WORK TO DO>
Type out the records that follow, exactly as given.

---- RAW RECORDS

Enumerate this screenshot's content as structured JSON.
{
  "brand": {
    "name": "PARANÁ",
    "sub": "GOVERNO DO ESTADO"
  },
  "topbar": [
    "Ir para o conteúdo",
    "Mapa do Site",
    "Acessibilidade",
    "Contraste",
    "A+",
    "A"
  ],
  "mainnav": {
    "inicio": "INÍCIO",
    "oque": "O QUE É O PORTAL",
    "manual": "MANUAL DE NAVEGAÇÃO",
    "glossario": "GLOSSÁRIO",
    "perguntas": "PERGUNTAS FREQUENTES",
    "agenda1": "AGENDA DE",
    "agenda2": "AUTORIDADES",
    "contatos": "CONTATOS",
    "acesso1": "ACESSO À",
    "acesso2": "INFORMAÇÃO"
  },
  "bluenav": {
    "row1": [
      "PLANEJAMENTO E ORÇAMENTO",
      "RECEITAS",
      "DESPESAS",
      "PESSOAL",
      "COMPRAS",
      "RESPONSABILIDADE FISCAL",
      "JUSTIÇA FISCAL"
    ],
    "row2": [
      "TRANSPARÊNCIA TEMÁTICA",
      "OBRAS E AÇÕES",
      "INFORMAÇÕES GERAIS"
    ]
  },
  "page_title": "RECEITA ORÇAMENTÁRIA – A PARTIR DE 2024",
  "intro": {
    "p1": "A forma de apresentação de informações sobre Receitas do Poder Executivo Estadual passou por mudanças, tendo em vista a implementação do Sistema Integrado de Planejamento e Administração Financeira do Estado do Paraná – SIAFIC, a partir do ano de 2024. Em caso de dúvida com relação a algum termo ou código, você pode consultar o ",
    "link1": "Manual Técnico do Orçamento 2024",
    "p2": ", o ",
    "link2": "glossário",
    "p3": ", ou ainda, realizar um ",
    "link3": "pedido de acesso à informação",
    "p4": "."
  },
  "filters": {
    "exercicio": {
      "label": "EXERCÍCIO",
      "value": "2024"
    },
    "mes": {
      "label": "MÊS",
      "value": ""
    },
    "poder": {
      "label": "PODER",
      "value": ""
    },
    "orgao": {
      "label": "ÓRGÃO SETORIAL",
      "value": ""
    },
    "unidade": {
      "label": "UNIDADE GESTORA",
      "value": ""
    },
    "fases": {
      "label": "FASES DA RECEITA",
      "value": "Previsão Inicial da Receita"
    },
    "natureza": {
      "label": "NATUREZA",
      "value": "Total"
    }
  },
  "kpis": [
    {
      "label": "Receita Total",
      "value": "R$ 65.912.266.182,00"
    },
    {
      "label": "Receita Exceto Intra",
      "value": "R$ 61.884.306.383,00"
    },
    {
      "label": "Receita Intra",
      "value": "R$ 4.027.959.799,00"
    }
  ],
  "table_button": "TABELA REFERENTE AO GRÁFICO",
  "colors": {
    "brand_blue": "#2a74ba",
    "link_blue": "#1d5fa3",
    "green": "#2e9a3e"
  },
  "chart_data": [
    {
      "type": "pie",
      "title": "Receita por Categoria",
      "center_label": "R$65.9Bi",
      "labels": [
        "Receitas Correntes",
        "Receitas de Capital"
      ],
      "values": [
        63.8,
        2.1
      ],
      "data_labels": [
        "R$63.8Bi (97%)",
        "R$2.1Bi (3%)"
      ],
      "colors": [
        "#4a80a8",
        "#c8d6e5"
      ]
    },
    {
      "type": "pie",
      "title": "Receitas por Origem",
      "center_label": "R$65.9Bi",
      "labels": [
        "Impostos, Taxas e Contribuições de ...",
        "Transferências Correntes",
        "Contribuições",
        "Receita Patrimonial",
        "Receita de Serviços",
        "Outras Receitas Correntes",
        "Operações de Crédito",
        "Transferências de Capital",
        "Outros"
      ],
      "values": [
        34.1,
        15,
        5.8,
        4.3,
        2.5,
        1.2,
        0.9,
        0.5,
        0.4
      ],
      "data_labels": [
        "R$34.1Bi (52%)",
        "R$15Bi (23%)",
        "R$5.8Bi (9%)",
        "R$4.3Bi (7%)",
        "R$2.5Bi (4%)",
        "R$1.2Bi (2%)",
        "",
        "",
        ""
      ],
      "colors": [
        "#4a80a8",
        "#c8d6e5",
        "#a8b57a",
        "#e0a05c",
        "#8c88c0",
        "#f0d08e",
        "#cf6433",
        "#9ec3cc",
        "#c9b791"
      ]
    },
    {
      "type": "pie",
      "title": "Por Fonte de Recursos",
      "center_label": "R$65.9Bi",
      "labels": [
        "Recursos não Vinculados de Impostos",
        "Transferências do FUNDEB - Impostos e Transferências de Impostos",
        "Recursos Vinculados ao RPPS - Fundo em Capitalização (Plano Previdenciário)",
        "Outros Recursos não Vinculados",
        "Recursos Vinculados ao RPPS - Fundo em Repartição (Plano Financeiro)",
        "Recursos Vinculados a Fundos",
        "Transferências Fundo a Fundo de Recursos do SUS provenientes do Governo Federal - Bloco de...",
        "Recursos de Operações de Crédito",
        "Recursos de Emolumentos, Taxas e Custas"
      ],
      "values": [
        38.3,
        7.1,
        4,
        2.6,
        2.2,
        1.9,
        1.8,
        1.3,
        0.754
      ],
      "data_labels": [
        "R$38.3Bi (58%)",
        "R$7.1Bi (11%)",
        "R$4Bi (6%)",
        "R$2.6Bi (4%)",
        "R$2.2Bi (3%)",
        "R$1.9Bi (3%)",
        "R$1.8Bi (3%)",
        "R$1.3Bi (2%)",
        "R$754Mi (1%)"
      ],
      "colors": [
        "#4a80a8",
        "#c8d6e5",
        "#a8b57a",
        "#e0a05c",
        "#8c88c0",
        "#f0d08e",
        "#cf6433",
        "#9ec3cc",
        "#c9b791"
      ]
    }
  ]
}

--------

EXERCISE OUTPUT>
Enumerate this screenshot's content as structured JSON.
{
  "brand": {
    "name": "PARANÁ",
    "sub": "GOVERNO DO ESTADO"
  },
  "topbar": [
    "Ir para o conteúdo",
    "Mapa do Site",
    "Acessibilidade",
    "Contraste",
    "A+",
    "A"
  ],
  "mainnav": {
    "inicio": "INÍCIO",
    "oque": "O QUE É O PORTAL",
    "manual": "MANUAL DE NAVEGAÇÃO",
    "glossario": "GLOSSÁRIO",
    "perguntas": "PERGUNTAS FREQUENTES",
    "agenda1": "AGENDA DE",
    "agenda2": "AUTORIDADES",
    "contatos": "CONTATOS",
    "acesso1": "ACESSO À",
    "acesso2": "INFORMAÇÃO"
  },
  "bluenav": {
    "row1": [
      "PLANEJAMENTO E ORÇAMENTO",
      "RECEITAS",
      "DESPESAS",
      "PESSOAL",
      "COMPRAS",
      "RESPONSABILIDADE FISCAL",
      "JUSTIÇA FISCAL"
    ],
    "row2": [
      "TRANSPARÊNCIA TEMÁTICA",
      "OBRAS E AÇÕES",
      "INFORMAÇÕES GERAIS"
    ]
  },
  "page_title": "RECEITA ORÇAMENTÁRIA – A PARTIR DE 2024",
  "intro": {
    "p1": "A forma de apresentação de informações sobre Receitas do Poder Executivo Estadual passou por mudanças, tendo em vista a implementação do Sistema Integrado de Planejamento e Administração Financeira do Estado do Paraná – SIAFIC, a partir do ano de 2024. Em caso de dúvida com relação a algum termo ou código, você pode consultar o ",
    "link1": "Manual Técnico do Orçamento 2024",
    "p2": ", o ",
    "link2": "glossário",
    "p3": ", ou ainda, realizar um ",
    "link3": "pedido de acesso à informação",
    "p4": "."
  },
  "filters": {
    "exercicio": {
      "label": "EXERCÍCIO",
      "value": "2024"
    },
    "mes": {
      "label": "MÊS",
      "value": ""
    },
    "poder": {
      "label": "PODER",
      "value": ""
    },
    "orgao": {
      "label": "ÓRGÃO SETORIAL",
      "value": ""
    },
    "unidade": {
      "label": "UNIDADE GESTORA",
      "value": ""
    },
    "fases": {
      "label": "FASES DA RECEITA",
      "value": "Previsão Inicial da Receita"
    },
    "natureza": {
      "label": "NATUREZA",
      "value": "Total"
    }
  },
  "kpis": [
    {
      "label": "Receita Total",
      "value": "R$ 65.912.266.182,00"
    },
    {
      "label": "Receita Exceto Intra",
      "value": "R$ 61.884.306.383,00"
    },
    {
      "label": "Receita Intra",
      "value": "R$ 4.027.959.799,00"
    }
  ],
  "table_button": "TABELA REFERENTE AO GRÁFICO",
  "colors": {
    "brand_blue": "#2a74ba",
    "link_blue": "#1d5fa3",
    "green": "#2e9a3e"
  },
  "chart_data": [
    {
      "type": "pie",
      "title": "Receita por Categoria",
      "center_label": "R$65.9Bi",
      "labels": [
        "Receitas Correntes",
        "Receitas de Capital"
      ],
      "values": [
        63.8,
        2.1
      ],
      "data_labels": [
        "R$63.8Bi (97%)",
        "R$2.1Bi (3%)"
      ],
      "colors": [
        "#4a80a8",
        "#c8d6e5"
      ]
    },
    {
      "type": "pie",
      "title": "Receitas por Origem",
      "center_label": "R$65.9Bi",
      "labels": [
        "Impostos, Taxas e Contribuições de ...",
        "Transferências Correntes",
        "Contribuições",
        "Receita Patrimonial",
        "Receita de Serviços",
        "Outras Receitas Correntes",
        "Operações de Crédito",
        "Transferências de Capital",
        "Outros"
      ],
      "values": [
        34.1,
        15,
        5.8,
        4.3,
        2.5,
        1.2,
        0.9,
        0.5,
        0.4
      ],
      "data_labels": [
        "R$34.1Bi (52%)",
        "R$15Bi (23%)",
        "R$5.8Bi (9%)",
        "R$4.3Bi (7%)",
        "R$2.5Bi (4%)",
        "R$1.2Bi (2%)",
        "",
        "",
        ""
      ],
      "colors": [
        "#4a80a8",
        "#c8d6e5",
        "#a8b57a",
        "#e0a05c",
        "#8c88c0",
        "#f0d08e",
        "#cf6433",
        "#9ec3cc",
        "#c9b791"
      ]
    },
    {
      "type": "pie",
      "title": "Por Fonte de Recursos",
      "center_label": "R$65.9Bi",
      "labels": [
        "Recursos não Vinculados de Impostos",
        "Transferências do FUNDEB - Impostos e Transferências de Impostos",
        "Recursos Vinculados ao RPPS - Fundo em Capitalização (Plano Previdenciário)",
        "Outros Recursos não Vinculados",
        "Recursos Vinculados ao RPPS - Fundo em Repartição (Plano Financeiro)",
        "Recursos Vinculados a Fundos",
        "Transferências Fundo a Fundo de Recursos do SUS provenientes do Governo Federal - Bloco de...",
        "Recursos de Operações de Crédito",
        "Recursos de Emolumentos, Taxas e Custas"
      ],
      "values": [
        38.3,
        7.1,
        4,
        2.6,
        2.2,
        1.9,
        1.8,
        1.3,
        0.754
      ],
      "data_labels": [
        "R$38.3Bi (58%)",
        "R$7.1Bi (11%)",
        "R$4Bi (6%)",
        "R$2.6Bi (4%)",
        "R$2.2Bi (3%)",
        "R$1.9Bi (3%)",
        "R$1.8Bi (3%)",
        "R$1.3Bi (2%)",
        "R$754Mi (1%)"
      ],
      "colors": [
        "#4a80a8",
        "#c8d6e5",
        "#a8b57a",
        "#e0a05c",
        "#8c88c0",
        "#f0d08e",
        "#cf6433",
        "#9ec3cc",
        "#c9b791"
      ]
    }
  ]
}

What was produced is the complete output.